• _Information provided_
────────────────
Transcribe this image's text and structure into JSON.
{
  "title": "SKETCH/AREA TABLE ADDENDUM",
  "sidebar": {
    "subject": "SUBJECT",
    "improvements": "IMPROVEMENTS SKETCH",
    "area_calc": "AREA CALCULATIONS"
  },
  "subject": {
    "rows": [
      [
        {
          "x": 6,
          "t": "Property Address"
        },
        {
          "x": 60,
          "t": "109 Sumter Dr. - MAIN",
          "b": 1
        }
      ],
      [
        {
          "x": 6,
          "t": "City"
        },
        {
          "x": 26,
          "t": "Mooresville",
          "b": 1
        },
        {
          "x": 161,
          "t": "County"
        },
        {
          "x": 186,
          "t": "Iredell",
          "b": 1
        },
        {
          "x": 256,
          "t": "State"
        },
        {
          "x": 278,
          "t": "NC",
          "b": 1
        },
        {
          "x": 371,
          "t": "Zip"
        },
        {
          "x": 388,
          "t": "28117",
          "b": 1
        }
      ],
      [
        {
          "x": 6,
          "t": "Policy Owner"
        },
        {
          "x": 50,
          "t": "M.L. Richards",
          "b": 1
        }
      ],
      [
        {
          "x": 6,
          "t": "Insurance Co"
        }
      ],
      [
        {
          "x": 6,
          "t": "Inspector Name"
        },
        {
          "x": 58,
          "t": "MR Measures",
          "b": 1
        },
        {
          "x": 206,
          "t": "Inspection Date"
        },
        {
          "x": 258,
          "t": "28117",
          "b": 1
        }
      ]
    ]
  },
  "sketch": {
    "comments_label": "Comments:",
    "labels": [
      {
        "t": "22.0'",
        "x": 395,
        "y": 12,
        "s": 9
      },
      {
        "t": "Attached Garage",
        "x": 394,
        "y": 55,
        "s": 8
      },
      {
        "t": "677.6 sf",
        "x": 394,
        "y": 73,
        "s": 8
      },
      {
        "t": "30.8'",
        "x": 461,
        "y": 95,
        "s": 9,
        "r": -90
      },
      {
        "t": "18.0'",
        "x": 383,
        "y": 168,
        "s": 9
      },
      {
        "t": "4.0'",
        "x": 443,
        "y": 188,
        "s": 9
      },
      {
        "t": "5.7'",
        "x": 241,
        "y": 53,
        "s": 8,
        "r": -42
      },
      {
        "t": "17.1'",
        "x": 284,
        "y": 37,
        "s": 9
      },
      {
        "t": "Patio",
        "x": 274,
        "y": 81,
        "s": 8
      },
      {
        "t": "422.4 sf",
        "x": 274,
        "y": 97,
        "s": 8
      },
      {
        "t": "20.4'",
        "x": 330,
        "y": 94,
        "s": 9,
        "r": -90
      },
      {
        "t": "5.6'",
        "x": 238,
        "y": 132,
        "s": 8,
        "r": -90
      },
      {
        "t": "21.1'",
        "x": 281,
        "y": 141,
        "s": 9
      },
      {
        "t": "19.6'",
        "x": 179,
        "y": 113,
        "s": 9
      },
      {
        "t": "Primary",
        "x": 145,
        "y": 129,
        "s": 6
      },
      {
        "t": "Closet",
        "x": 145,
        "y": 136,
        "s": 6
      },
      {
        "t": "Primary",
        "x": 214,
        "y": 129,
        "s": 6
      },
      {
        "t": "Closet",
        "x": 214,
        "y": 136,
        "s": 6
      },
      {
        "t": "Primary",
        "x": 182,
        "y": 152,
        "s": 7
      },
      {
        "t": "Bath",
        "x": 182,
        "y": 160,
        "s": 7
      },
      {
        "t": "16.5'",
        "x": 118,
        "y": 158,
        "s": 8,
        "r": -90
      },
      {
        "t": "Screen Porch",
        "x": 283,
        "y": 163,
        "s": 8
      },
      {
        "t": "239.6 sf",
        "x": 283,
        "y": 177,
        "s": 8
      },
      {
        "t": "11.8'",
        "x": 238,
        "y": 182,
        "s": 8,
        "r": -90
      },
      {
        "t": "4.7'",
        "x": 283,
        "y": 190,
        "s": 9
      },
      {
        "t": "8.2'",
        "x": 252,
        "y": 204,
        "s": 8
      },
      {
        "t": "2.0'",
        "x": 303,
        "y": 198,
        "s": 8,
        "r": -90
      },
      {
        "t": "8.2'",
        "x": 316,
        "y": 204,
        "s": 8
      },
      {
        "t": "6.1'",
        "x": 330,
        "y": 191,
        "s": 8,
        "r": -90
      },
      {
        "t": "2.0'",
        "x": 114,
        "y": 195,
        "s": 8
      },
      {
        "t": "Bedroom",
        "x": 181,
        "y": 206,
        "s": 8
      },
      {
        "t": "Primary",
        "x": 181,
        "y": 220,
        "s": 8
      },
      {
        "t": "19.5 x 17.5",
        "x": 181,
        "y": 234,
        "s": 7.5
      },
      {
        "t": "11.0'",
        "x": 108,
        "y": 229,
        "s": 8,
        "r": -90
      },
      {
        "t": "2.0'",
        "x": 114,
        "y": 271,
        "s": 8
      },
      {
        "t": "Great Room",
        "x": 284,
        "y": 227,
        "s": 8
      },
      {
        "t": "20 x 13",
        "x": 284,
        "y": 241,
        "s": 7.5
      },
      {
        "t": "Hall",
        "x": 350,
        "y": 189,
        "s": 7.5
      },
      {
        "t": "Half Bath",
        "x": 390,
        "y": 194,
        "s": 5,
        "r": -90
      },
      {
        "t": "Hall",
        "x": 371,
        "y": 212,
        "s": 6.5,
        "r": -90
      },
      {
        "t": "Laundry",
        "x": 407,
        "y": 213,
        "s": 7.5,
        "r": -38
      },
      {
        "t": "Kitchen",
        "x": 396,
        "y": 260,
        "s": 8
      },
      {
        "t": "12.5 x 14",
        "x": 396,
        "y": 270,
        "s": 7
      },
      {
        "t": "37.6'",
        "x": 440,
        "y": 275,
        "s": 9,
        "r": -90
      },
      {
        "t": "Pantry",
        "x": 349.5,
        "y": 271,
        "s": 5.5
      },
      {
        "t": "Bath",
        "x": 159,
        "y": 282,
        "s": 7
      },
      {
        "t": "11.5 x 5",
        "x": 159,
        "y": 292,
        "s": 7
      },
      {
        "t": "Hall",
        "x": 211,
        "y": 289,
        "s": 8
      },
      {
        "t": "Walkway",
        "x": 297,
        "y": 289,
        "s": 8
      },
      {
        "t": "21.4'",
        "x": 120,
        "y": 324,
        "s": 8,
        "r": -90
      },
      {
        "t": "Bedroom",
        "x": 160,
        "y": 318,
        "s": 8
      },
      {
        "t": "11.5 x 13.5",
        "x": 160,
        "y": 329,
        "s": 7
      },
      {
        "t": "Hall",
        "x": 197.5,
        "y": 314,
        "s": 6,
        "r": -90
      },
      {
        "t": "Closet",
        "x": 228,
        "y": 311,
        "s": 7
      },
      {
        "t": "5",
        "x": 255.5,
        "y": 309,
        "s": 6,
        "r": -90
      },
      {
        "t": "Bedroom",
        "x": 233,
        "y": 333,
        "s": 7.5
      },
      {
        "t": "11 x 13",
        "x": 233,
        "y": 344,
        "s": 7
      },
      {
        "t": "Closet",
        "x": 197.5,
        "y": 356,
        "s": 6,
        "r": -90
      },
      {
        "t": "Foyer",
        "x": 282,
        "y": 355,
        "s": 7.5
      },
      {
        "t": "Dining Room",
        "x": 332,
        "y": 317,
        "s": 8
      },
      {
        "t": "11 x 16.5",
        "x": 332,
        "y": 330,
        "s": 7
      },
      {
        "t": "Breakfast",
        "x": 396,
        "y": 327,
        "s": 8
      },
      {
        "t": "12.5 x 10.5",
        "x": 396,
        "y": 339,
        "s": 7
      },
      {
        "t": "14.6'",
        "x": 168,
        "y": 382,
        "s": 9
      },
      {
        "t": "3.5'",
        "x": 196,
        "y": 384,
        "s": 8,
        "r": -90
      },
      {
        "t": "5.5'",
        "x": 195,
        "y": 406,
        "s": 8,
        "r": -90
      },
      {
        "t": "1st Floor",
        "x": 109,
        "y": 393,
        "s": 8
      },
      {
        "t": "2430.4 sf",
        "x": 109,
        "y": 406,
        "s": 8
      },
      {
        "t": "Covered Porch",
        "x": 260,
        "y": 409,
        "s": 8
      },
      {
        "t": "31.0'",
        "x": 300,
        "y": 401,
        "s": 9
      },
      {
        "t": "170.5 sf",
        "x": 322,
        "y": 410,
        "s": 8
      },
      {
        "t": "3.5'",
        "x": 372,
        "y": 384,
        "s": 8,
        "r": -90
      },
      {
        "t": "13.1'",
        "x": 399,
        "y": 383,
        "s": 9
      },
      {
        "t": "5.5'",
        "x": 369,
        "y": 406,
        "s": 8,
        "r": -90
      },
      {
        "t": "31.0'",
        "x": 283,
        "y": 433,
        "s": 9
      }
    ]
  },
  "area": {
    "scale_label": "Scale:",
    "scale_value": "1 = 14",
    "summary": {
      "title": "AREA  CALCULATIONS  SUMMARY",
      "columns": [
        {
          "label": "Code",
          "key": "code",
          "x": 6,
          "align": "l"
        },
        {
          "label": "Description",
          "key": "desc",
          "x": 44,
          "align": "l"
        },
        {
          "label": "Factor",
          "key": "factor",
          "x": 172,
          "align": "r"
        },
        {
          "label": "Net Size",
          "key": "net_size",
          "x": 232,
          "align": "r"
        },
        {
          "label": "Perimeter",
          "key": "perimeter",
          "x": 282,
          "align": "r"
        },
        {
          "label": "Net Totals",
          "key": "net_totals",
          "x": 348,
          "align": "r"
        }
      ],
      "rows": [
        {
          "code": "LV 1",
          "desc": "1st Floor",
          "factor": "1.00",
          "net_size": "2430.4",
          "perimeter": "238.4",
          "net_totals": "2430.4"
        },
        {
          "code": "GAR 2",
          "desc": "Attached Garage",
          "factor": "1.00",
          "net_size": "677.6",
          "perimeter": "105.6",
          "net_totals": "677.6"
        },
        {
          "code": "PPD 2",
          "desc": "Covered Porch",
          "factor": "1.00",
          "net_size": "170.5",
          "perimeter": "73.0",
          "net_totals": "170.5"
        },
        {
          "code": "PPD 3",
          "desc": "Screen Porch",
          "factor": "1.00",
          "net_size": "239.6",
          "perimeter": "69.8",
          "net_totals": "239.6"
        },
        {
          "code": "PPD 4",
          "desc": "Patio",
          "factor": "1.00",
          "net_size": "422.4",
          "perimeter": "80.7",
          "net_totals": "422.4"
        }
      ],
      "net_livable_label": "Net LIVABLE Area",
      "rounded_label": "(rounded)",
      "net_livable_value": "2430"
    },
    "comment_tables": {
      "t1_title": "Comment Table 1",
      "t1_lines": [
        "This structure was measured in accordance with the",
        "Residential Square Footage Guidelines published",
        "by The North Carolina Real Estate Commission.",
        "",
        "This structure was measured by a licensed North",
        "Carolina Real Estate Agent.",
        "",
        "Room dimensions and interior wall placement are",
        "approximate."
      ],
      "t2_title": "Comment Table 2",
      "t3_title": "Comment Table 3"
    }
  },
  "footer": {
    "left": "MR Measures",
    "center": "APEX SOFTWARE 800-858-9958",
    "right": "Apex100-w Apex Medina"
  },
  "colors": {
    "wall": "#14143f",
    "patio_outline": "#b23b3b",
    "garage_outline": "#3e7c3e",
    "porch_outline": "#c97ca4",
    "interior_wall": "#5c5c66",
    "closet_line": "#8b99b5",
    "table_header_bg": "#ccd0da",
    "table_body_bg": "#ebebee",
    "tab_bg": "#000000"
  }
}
────────────────
• _Brief_
Look through the entries and find each line that has the string "Real". Copy those lines.

• _Correct result_
        "by The North Carolina Real Estate Commission.",
        "Carolina Real Estate Agent.",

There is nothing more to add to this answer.